**What to produce**
In the data, find the word "target" and copy out every line that has it.

**Figure dataset records**
§

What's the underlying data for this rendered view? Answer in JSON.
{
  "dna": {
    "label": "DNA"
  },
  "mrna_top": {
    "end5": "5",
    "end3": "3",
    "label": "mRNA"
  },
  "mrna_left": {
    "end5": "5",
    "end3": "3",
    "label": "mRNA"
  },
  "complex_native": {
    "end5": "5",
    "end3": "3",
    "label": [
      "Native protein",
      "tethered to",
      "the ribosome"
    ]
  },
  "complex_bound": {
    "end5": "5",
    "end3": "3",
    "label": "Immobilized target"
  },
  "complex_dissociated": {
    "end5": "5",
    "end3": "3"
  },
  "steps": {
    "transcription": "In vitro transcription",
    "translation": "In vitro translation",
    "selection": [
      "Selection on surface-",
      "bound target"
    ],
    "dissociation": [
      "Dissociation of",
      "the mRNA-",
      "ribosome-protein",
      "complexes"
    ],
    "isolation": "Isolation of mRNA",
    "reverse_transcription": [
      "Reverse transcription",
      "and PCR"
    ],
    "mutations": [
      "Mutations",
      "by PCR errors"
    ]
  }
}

§

**Exercise response**
    "label": "Immobilized target"
      "bound target"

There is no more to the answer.